→ Required task
In the entries below, find every line with "panel" and copy it.

→ Records from a collection of figures
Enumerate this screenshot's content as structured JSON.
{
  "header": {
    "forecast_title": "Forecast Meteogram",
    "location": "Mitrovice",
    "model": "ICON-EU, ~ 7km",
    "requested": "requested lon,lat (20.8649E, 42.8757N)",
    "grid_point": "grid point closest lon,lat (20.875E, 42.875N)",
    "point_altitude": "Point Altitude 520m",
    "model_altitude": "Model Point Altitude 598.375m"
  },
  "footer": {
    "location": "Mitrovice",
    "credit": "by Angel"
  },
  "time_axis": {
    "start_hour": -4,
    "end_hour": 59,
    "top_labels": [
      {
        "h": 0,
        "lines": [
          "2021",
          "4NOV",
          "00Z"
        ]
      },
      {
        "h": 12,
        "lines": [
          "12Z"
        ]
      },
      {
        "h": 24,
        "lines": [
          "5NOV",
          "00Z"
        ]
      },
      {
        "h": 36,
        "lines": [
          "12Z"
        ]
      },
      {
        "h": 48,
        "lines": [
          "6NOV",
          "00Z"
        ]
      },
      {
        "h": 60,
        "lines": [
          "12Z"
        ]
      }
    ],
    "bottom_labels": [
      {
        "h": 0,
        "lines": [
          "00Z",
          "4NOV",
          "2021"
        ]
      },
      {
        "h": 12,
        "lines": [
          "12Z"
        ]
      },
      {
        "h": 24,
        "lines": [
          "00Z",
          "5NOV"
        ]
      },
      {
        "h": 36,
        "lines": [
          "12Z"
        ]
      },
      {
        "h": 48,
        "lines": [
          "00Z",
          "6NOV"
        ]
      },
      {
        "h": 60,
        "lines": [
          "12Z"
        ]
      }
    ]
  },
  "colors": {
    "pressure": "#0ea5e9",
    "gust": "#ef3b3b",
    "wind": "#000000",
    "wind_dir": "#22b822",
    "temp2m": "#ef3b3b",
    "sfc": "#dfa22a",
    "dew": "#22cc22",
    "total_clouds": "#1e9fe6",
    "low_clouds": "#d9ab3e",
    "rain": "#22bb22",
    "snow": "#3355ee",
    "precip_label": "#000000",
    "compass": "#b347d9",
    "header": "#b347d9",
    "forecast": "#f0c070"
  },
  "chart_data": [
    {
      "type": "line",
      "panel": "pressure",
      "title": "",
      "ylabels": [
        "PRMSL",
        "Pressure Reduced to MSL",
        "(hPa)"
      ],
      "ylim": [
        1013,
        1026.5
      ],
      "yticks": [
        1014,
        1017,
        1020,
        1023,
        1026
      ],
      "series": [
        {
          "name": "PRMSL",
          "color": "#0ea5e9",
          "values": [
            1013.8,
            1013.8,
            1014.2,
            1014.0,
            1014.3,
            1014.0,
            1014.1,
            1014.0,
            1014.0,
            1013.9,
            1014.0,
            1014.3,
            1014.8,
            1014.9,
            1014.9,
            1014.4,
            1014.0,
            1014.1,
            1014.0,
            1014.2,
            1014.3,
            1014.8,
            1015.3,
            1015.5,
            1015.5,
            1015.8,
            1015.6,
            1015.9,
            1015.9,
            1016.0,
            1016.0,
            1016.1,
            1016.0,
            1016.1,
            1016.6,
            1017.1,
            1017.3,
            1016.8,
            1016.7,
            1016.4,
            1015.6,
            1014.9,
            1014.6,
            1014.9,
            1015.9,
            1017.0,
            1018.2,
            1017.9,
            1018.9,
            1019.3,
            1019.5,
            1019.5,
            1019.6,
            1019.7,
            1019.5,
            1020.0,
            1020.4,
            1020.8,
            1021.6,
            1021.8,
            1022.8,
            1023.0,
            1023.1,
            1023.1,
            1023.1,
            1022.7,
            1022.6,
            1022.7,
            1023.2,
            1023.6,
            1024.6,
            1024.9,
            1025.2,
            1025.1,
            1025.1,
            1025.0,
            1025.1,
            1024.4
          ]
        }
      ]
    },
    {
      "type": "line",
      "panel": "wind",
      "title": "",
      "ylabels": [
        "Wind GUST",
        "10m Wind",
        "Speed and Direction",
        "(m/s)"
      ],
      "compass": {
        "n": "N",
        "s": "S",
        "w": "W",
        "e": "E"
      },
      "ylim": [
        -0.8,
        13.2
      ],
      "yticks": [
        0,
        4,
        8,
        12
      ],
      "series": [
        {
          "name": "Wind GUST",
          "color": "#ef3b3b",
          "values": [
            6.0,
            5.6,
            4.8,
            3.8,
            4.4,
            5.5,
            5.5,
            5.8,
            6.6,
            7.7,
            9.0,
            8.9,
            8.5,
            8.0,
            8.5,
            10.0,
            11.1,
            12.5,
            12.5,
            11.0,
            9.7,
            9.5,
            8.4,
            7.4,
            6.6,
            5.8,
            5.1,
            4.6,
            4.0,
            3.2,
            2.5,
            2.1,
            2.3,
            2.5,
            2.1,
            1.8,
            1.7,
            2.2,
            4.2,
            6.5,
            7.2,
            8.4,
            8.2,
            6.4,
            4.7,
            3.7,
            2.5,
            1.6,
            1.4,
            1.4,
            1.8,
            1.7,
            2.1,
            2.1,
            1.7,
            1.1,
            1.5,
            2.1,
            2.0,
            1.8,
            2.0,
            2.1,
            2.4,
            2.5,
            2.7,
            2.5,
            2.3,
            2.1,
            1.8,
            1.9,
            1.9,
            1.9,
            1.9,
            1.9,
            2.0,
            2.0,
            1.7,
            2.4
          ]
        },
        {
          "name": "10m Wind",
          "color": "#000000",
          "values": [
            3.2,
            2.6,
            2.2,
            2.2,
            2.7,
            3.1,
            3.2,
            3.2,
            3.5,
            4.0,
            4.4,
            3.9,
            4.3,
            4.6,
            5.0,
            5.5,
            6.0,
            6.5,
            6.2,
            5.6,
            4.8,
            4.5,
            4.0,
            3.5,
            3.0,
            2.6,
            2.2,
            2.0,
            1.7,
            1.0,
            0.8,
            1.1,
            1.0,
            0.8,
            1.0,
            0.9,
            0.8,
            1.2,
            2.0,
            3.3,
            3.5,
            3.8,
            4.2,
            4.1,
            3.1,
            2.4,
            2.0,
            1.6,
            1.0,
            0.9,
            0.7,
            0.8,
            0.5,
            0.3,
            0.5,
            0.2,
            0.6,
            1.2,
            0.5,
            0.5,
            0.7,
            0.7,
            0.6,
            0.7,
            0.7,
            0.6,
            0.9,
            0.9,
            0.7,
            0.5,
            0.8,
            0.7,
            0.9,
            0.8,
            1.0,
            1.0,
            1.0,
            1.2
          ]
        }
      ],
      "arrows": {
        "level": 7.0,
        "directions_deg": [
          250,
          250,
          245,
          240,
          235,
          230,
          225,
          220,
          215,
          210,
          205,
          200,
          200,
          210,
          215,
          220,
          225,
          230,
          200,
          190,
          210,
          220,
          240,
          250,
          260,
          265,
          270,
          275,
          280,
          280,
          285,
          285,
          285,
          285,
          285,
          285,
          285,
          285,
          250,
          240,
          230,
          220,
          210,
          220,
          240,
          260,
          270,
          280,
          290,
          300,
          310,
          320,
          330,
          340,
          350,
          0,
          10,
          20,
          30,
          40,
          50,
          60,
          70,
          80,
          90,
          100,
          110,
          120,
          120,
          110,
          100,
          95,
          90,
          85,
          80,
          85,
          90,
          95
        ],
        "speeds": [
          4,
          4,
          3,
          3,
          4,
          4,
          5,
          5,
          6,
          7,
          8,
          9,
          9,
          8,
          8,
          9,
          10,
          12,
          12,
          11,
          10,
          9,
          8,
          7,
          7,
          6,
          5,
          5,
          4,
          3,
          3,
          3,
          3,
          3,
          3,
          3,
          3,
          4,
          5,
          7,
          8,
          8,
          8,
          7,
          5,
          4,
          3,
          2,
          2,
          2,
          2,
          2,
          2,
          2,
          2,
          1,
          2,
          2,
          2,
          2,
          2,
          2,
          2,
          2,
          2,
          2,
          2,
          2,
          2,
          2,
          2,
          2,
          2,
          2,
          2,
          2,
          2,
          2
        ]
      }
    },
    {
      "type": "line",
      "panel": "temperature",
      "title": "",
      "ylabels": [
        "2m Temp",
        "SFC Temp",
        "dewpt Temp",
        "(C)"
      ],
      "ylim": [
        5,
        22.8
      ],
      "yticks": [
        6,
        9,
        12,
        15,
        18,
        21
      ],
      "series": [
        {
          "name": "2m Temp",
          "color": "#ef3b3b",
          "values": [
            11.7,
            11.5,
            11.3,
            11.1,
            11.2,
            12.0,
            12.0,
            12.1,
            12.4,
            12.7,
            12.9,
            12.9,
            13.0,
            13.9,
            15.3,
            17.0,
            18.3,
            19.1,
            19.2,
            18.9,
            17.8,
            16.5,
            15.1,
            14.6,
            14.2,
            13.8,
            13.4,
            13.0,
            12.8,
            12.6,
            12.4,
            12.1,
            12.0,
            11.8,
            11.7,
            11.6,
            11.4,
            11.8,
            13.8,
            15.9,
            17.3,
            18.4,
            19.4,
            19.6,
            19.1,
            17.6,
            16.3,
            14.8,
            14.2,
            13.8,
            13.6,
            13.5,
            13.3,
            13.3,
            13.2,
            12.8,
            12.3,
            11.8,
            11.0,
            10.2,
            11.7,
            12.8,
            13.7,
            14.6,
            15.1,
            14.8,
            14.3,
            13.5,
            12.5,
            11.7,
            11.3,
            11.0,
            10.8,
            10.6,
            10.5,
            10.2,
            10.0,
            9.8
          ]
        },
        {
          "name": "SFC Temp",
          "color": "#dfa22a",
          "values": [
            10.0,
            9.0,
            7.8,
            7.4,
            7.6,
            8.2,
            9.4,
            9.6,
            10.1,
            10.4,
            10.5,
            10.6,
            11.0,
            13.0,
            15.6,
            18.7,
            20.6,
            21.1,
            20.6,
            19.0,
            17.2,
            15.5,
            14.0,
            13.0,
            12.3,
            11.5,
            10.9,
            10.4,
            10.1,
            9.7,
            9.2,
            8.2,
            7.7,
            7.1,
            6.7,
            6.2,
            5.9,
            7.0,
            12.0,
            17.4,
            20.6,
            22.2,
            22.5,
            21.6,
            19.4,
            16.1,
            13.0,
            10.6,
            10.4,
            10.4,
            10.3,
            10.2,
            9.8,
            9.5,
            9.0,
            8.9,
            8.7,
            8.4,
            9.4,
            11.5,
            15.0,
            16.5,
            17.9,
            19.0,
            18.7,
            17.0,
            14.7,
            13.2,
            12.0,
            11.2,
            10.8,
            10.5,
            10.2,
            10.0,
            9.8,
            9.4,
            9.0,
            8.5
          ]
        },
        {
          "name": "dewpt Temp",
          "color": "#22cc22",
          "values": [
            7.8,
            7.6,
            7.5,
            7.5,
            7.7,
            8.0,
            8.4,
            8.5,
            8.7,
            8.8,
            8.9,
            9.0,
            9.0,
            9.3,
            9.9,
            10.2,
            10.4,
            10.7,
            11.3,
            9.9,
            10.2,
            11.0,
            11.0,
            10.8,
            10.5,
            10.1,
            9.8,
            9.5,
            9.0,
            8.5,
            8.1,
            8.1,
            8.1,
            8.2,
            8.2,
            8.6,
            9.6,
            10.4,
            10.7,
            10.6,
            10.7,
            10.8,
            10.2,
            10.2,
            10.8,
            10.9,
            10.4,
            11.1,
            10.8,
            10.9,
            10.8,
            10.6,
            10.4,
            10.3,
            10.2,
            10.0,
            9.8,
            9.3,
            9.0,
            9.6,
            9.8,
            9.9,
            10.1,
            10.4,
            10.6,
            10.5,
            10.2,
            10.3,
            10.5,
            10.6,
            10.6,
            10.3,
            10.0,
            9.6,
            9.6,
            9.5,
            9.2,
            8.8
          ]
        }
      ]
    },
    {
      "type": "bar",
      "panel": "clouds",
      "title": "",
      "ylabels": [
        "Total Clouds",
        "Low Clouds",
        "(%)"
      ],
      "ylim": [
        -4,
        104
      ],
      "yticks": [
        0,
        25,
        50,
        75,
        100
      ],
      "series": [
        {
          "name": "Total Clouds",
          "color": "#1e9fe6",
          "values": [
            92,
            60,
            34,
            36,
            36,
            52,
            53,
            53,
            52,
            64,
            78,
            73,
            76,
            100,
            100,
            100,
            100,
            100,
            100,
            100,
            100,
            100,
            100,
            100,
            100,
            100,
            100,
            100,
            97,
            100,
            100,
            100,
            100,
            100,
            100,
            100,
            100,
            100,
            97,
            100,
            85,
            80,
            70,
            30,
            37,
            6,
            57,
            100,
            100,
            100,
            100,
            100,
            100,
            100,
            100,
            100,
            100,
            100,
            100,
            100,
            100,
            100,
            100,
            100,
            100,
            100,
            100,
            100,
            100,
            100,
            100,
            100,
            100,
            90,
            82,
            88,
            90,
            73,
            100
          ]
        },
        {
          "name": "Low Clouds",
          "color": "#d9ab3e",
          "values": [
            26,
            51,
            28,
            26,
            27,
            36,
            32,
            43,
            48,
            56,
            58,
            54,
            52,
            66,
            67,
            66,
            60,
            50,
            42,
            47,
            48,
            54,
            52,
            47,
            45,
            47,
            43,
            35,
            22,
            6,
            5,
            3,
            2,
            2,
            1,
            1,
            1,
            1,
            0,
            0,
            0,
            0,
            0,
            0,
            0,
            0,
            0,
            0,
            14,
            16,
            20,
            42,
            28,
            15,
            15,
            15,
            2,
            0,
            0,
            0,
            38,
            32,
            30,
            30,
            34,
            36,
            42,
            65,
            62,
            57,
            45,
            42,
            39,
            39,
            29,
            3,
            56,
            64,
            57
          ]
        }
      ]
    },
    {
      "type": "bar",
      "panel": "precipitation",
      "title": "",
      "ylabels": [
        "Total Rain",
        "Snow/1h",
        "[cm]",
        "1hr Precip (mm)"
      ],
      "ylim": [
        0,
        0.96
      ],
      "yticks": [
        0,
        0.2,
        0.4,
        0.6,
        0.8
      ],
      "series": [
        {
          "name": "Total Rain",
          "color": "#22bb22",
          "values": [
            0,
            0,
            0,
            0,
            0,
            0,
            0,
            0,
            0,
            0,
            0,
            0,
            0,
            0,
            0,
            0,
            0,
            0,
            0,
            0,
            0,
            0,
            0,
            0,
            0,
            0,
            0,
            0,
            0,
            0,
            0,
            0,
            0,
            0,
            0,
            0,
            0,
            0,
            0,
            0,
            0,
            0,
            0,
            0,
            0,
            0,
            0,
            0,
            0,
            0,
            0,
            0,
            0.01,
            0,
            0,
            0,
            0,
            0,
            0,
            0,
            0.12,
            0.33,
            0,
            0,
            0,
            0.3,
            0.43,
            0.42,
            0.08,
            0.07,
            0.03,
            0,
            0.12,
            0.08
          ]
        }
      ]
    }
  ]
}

→ Complete response
      "panel": "pressure",
      "panel": "wind",
      "panel": "temperature",
      "panel": "clouds",
      "panel": "precipitation",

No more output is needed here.